== Stored rows ==

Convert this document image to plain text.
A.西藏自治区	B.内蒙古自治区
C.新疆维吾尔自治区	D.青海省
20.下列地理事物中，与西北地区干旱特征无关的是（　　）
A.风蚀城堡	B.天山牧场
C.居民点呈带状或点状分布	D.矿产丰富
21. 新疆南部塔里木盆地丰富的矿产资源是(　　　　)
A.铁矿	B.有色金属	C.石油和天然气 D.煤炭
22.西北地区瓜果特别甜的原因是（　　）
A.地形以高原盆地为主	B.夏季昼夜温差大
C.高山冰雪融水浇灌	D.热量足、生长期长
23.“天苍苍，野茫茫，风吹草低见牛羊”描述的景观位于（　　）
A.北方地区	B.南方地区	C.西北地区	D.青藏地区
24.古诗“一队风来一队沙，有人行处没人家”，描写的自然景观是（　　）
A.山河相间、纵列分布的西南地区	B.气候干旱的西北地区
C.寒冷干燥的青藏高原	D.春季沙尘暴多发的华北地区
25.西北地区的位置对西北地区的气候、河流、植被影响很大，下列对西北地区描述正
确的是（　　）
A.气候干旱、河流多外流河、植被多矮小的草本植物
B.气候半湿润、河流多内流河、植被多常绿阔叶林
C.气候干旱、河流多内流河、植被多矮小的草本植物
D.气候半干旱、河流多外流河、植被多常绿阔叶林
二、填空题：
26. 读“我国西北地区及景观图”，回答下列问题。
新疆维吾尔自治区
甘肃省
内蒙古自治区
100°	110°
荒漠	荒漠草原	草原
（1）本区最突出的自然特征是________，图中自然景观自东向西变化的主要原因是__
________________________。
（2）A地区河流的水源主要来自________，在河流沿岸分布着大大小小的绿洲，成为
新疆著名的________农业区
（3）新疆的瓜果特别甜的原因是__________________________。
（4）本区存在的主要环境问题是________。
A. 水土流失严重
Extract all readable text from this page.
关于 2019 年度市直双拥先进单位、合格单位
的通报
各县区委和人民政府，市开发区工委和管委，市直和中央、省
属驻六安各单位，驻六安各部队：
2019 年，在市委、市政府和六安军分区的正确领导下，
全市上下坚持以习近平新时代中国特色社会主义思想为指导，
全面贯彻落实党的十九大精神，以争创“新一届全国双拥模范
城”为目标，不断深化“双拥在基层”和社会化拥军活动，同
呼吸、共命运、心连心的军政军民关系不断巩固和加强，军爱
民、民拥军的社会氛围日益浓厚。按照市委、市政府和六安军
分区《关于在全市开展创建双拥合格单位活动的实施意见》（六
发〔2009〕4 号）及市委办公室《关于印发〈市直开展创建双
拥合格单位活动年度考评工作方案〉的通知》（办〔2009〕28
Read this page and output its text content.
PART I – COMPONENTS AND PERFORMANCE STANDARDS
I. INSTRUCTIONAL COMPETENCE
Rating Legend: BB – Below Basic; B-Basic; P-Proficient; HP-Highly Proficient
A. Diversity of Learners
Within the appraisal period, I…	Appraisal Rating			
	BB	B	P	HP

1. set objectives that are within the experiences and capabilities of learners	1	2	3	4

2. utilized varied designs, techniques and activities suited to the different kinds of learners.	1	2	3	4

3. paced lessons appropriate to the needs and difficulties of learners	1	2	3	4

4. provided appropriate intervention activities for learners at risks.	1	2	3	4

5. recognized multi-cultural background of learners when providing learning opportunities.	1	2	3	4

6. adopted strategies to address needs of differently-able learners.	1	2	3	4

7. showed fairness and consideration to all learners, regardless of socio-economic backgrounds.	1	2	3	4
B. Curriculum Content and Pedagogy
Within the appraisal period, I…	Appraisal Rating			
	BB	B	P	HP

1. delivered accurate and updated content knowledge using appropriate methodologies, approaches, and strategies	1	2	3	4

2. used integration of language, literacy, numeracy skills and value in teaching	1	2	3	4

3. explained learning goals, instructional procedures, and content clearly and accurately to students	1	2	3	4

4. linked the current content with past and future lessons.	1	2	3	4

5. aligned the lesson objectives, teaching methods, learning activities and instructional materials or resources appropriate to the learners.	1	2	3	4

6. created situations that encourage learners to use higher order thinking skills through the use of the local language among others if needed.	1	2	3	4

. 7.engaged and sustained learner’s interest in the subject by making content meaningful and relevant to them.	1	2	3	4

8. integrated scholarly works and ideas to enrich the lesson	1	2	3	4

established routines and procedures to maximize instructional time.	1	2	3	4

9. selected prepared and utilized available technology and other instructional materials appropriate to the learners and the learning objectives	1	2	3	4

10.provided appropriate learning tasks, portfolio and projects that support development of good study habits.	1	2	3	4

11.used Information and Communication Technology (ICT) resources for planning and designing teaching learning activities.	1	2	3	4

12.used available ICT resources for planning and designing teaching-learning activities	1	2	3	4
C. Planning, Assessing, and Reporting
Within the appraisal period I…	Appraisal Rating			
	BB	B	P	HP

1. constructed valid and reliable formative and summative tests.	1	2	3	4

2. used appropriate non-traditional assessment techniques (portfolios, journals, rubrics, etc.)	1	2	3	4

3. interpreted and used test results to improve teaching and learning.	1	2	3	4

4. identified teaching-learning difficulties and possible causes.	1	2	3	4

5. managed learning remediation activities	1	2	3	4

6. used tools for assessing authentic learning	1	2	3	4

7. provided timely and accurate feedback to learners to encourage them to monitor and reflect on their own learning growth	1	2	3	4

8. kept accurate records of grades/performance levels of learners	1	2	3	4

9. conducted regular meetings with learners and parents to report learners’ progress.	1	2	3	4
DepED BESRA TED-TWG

===

→ Required work
Reproduce each line verbatim.

→ Finished exercise
Convert this document image to plain text.
A.西藏自治区	B.内蒙古自治区
C.新疆维吾尔自治区	D.青海省
20.下列地理事物中，与西北地区干旱特征无关的是（　　）
A.风蚀城堡	B.天山牧场
C.居民点呈带状或点状分布	D.矿产丰富
21. 新疆南部塔里木盆地丰富的矿产资源是(　　　　)
A.铁矿	B.有色金属	C.石油和天然气 D.煤炭
22.西北地区瓜果特别甜的原因是（　　）
A.地形以高原盆地为主	B.夏季昼夜温差大
C.高山冰雪融水浇灌	D.热量足、生长期长
23.“天苍苍，野茫茫，风吹草低见牛羊”描述的景观位于（　　）
A.北方地区	B.南方地区	C.西北地区	D.青藏地区
24.古诗“一队风来一队沙，有人行处没人家”，描写的自然景观是（　　）
A.山河相间、纵列分布的西南地区	B.气候干旱的西北地区
C.寒冷干燥的青藏高原	D.春季沙尘暴多发的华北地区
25.西北地区的位置对西北地区的气候、河流、植被影响很大，下列对西北地区描述正
确的是（　　）
A.气候干旱、河流多外流河、植被多矮小的草本植物
B.气候半湿润、河流多内流河、植被多常绿阔叶林
C.气候干旱、河流多内流河、植被多矮小的草本植物
D.气候半干旱、河流多外流河、植被多常绿阔叶林
二、填空题：
26. 读“我国西北地区及景观图”，回答下列问题。
新疆维吾尔自治区
甘肃省
内蒙古自治区
100°	110°
荒漠	荒漠草原	草原
（1）本区最突出的自然特征是________，图中自然景观自东向西变化的主要原因是__
________________________。
（2）A地区河流的水源主要来自________，在河流沿岸分布着大大小小的绿洲，成为
新疆著名的________农业区
（3）新疆的瓜果特别甜的原因是__________________________。
（4）本区存在的主要环境问题是________。
A. 水土流失严重
Extract all readable text from this page.
关于 2019 年度市直双拥先进单位、合格单位
的通报
各县区委和人民政府，市开发区工委和管委，市直和中央、省
属驻六安各单位，驻六安各部队：
2019 年，在市委、市政府和六安军分区的正确领导下，
全市上下坚持以习近平新时代中国特色社会主义思想为指导，
全面贯彻落实党的十九大精神，以争创“新一届全国双拥模范
城”为目标，不断深化“双拥在基层”和社会化拥军活动，同
呼吸、共命运、心连心的军政军民关系不断巩固和加强，军爱
民、民拥军的社会氛围日益浓厚。按照市委、市政府和六安军
分区《关于在全市开展创建双拥合格单位活动的实施意见》（六
发〔2009〕4 号）及市委办公室《关于印发〈市直开展创建双
拥合格单位活动年度考评工作方案〉的通知》（办〔2009〕28
Read this page and output its text content.
PART I – COMPONENTS AND PERFORMANCE STANDARDS
I. INSTRUCTIONAL COMPETENCE
Rating Legend: BB – Below Basic; B-Basic; P-Proficient; HP-Highly Proficient
A. Diversity of Learners
Within the appraisal period, I…	Appraisal Rating			
	BB	B	P	HP

1. set objectives that are within the experiences and capabilities of learners	1	2	3	4

2. utilized varied designs, techniques and activities suited to the different kinds of learners.	1	2	3	4

3. paced lessons appropriate to the needs and difficulties of learners	1	2	3	4

4. provided appropriate intervention activities for learners at risks.	1	2	3	4

5. recognized multi-cultural background of learners when providing learning opportunities.	1	2	3	4

6. adopted strategies to address needs of differently-able learners.	1	2	3	4

7. showed fairness and consideration to all learners, regardless of socio-economic backgrounds.	1	2	3	4
B. Curriculum Content and Pedagogy
Within the appraisal period, I…	Appraisal Rating			
	BB	B	P	HP

1. delivered accurate and updated content knowledge using appropriate methodologies, approaches, and strategies	1	2	3	4

2. used integration of language, literacy, numeracy skills and value in teaching	1	2	3	4

3. explained learning goals, instructional procedures, and content clearly and accurately to students	1	2	3	4

4. linked the current content with past and future lessons.	1	2	3	4

5. aligned the lesson objectives, teaching methods, learning activities and instructional materials or resources appropriate to the learners.	1	2	3	4

6. created situations that encourage learners to use higher order thinking skills through the use of the local language among others if needed.	1	2	3	4

. 7.engaged and sustained learner’s interest in the subject by making content meaningful and relevant to them.	1	2	3	4

8. integrated scholarly works and ideas to enrich the lesson	1	2	3	4

established routines and procedures to maximize instructional time.	1	2	3	4

9. selected prepared and utilized available technology and other instructional materials appropriate to the learners and the learning objectives	1	2	3	4

10.provided appropriate learning tasks, portfolio and projects that support development of good study habits.	1	2	3	4

11.used Information and Communication Technology (ICT) resources for planning and designing teaching learning activities.	1	2	3	4

12.used available ICT resources for planning and designing teaching-learning activities	1	2	3	4
C. Planning, Assessing, and Reporting
Within the appraisal period I…	Appraisal Rating			
	BB	B	P	HP

1. constructed valid and reliable formative and summative tests.	1	2	3	4

2. used appropriate non-traditional assessment techniques (portfolios, journals, rubrics, etc.)	1	2	3	4

3. interpreted and used test results to improve teaching and learning.	1	2	3	4

4. identified teaching-learning difficulties and possible causes.	1	2	3	4

5. managed learning remediation activities	1	2	3	4

6. used tools for assessing authentic learning	1	2	3	4

7. provided timely and accurate feedback to learners to encourage them to monitor and reflect on their own learning growth	1	2	3	4

8. kept accurate records of grades/performance levels of learners	1	2	3	4

9. conducted regular meetings with learners and parents to report learners’ progress.	1	2	3	4
DepED BESRA TED-TWG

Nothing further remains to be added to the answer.